-- WHAT THE TASK ASKS --
Across the entries below, work out how many lines contain "others". Please give the number only.

Items from a document page collection:
┌──

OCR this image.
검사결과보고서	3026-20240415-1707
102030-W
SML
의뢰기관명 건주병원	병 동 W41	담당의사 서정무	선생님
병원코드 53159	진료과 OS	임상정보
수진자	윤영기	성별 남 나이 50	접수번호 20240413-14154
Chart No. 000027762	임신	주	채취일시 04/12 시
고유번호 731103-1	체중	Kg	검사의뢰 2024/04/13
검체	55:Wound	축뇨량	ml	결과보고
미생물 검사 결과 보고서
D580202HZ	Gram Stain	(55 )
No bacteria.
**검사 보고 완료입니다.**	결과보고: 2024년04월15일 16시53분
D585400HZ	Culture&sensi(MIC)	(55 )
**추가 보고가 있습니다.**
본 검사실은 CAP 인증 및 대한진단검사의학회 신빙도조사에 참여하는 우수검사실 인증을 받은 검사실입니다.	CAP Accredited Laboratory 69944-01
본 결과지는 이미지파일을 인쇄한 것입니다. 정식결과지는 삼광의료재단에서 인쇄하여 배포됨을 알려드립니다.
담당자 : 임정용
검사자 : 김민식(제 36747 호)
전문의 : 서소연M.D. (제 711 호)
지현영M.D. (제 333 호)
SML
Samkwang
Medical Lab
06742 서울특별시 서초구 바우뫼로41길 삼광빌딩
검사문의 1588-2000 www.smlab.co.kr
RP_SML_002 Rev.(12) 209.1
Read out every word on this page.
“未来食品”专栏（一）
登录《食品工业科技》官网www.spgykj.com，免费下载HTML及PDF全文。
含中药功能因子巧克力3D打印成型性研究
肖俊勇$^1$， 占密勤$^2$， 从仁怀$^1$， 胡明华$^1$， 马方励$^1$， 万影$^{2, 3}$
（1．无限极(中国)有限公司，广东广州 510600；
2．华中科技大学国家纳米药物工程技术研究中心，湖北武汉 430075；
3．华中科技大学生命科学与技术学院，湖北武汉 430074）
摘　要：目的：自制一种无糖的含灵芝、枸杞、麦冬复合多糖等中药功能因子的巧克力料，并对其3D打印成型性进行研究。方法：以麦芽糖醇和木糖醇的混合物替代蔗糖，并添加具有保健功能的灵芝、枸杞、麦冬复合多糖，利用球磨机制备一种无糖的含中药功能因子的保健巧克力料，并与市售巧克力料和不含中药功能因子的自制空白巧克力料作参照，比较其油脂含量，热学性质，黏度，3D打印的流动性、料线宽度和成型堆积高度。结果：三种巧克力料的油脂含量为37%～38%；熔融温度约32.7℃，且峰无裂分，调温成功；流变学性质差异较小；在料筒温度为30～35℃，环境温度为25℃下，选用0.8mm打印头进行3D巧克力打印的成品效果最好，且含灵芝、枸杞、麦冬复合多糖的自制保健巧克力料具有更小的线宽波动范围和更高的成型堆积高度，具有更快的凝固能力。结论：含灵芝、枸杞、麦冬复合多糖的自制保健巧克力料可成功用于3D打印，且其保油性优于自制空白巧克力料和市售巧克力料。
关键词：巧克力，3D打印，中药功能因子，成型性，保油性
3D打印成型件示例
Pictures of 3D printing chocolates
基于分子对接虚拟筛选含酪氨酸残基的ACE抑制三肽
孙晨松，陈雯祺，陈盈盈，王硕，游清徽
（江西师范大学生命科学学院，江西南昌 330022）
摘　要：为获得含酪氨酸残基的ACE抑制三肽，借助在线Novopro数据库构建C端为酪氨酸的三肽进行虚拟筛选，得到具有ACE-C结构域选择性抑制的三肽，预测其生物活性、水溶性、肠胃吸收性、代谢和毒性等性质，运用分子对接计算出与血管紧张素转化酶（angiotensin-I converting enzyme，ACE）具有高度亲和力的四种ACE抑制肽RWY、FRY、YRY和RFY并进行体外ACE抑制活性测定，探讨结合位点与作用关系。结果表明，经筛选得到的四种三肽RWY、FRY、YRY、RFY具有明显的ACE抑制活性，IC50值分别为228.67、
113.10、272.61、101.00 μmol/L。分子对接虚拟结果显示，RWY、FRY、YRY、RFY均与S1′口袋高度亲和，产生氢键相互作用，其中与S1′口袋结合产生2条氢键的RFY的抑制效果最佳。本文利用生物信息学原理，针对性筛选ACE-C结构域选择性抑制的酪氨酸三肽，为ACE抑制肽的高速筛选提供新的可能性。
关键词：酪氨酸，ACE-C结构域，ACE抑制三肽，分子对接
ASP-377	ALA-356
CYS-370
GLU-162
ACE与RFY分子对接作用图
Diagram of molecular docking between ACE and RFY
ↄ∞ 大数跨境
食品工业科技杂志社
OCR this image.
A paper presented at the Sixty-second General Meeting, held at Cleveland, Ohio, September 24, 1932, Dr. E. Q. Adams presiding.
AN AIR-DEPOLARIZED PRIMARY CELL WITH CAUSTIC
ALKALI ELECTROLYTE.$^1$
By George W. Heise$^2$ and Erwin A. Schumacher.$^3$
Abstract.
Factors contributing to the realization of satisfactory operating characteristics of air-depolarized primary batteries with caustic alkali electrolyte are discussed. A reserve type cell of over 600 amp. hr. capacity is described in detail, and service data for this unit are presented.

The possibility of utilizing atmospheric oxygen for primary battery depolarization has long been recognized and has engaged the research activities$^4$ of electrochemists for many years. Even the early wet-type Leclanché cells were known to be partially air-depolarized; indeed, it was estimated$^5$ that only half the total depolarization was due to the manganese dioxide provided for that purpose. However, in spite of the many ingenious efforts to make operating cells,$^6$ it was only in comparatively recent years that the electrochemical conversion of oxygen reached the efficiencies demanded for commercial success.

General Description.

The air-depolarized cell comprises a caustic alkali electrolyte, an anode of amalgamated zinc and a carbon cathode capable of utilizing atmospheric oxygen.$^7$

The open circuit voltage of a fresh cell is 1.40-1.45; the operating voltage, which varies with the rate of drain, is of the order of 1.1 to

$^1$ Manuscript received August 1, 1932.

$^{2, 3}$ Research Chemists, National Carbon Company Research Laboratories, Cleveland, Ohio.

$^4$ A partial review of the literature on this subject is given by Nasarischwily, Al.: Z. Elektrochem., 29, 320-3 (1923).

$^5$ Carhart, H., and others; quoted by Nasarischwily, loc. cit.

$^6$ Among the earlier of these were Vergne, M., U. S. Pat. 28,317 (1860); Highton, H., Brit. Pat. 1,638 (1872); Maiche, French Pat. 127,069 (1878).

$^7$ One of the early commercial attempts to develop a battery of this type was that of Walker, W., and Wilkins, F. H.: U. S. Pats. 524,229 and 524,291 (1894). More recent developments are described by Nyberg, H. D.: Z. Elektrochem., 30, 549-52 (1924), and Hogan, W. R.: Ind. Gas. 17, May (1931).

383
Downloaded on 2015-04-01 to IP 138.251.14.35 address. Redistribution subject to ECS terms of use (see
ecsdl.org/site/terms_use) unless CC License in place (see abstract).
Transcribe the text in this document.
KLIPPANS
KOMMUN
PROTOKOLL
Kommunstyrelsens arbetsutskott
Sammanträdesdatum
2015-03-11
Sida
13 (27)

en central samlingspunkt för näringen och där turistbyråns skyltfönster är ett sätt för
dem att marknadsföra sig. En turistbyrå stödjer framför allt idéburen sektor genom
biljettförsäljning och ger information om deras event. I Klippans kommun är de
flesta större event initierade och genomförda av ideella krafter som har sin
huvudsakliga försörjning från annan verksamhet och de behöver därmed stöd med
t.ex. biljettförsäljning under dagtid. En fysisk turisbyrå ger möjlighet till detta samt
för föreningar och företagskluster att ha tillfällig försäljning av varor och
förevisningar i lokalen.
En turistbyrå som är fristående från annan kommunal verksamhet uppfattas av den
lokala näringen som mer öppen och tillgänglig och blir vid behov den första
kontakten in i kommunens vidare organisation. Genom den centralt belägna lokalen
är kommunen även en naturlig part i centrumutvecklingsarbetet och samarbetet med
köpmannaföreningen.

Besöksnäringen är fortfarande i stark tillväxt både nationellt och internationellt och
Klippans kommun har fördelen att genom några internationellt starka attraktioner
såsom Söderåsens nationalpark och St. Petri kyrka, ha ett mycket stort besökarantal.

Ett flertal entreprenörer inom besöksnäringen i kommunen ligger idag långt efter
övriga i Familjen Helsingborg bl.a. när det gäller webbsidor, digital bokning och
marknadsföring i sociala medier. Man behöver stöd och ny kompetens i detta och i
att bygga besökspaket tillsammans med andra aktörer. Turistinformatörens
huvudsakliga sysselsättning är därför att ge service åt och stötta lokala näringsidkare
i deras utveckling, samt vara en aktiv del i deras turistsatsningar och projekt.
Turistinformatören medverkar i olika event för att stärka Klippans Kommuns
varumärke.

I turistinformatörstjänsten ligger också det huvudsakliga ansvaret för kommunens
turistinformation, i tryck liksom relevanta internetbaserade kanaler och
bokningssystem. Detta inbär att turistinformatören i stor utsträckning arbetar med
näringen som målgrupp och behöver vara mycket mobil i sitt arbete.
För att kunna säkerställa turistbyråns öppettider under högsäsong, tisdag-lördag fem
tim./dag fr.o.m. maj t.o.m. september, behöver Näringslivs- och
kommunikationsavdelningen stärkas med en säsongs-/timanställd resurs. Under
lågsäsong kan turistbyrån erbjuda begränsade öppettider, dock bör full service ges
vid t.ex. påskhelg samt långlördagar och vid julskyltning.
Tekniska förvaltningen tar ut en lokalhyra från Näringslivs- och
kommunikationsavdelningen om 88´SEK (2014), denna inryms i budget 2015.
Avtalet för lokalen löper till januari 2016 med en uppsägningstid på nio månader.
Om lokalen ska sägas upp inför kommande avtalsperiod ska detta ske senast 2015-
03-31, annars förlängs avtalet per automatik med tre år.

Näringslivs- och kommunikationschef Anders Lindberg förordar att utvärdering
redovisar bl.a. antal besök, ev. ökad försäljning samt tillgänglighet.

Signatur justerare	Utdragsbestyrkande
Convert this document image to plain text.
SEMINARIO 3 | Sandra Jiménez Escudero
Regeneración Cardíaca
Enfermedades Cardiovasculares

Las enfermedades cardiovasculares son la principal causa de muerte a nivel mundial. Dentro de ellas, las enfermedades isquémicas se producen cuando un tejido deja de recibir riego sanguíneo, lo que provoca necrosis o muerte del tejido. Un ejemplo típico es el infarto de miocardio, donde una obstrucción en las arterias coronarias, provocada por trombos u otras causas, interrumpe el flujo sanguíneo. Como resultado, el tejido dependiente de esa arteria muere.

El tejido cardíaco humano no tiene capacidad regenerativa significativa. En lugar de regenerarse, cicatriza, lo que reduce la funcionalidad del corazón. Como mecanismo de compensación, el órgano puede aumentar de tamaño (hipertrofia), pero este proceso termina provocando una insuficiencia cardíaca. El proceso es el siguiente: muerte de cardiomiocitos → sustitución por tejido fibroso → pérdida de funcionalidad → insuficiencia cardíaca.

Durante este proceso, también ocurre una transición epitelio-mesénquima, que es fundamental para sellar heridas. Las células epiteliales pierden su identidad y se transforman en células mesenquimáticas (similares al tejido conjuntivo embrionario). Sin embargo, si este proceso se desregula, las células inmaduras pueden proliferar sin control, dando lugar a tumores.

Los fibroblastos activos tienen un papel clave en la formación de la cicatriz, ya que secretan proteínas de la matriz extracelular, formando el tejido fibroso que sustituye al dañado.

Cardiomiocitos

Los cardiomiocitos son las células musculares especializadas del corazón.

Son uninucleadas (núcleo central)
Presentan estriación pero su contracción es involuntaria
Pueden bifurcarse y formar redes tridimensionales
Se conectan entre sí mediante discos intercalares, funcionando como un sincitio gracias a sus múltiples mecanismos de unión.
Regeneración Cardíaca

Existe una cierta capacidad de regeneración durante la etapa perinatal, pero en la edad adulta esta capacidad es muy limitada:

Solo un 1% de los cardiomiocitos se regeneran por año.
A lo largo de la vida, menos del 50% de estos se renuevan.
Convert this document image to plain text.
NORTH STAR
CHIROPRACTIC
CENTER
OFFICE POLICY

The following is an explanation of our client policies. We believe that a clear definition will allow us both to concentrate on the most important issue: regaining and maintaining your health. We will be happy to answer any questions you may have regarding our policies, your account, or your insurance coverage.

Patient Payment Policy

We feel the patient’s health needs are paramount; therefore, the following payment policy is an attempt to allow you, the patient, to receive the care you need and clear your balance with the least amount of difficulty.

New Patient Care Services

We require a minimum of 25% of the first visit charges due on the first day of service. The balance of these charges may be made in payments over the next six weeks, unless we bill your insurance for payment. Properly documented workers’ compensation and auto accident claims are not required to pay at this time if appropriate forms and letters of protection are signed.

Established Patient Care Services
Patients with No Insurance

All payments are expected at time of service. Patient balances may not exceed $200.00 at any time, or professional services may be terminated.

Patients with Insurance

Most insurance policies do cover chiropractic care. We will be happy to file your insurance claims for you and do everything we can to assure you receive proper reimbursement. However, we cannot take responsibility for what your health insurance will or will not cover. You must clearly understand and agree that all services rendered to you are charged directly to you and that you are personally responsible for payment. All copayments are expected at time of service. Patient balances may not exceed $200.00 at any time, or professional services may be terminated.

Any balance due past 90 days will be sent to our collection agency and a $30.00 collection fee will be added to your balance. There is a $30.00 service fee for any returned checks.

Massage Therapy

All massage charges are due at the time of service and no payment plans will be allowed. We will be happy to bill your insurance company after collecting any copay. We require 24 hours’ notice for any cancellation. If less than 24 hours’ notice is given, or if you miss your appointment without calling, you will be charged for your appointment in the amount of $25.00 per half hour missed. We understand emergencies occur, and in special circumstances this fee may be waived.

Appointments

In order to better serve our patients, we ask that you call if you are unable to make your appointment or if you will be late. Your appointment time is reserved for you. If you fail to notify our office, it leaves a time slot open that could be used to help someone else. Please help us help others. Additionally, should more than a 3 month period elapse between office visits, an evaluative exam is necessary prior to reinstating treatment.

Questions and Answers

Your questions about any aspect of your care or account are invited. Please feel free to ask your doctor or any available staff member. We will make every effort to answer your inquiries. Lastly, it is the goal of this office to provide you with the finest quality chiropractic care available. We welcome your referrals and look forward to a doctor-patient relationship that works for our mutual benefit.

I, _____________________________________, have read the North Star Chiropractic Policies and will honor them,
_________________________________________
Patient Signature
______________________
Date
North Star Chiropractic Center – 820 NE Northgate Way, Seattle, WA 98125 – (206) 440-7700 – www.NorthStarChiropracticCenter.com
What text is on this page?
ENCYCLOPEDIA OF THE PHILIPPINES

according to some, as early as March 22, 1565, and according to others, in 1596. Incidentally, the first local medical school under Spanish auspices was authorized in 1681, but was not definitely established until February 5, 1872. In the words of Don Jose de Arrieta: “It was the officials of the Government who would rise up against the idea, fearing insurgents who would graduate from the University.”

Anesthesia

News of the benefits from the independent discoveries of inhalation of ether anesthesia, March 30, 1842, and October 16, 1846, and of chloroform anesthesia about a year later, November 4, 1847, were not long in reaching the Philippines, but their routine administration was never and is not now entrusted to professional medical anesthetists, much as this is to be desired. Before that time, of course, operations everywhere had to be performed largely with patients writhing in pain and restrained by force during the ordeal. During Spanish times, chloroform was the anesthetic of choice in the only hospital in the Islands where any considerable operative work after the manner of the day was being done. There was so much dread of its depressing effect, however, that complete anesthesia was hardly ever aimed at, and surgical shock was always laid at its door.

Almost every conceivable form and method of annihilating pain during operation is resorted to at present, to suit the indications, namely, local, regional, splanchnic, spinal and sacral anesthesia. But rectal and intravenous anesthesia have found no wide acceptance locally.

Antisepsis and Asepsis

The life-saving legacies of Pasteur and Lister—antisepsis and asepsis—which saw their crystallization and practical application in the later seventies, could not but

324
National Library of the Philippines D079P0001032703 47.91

└──

-- ANSWER BOX --
3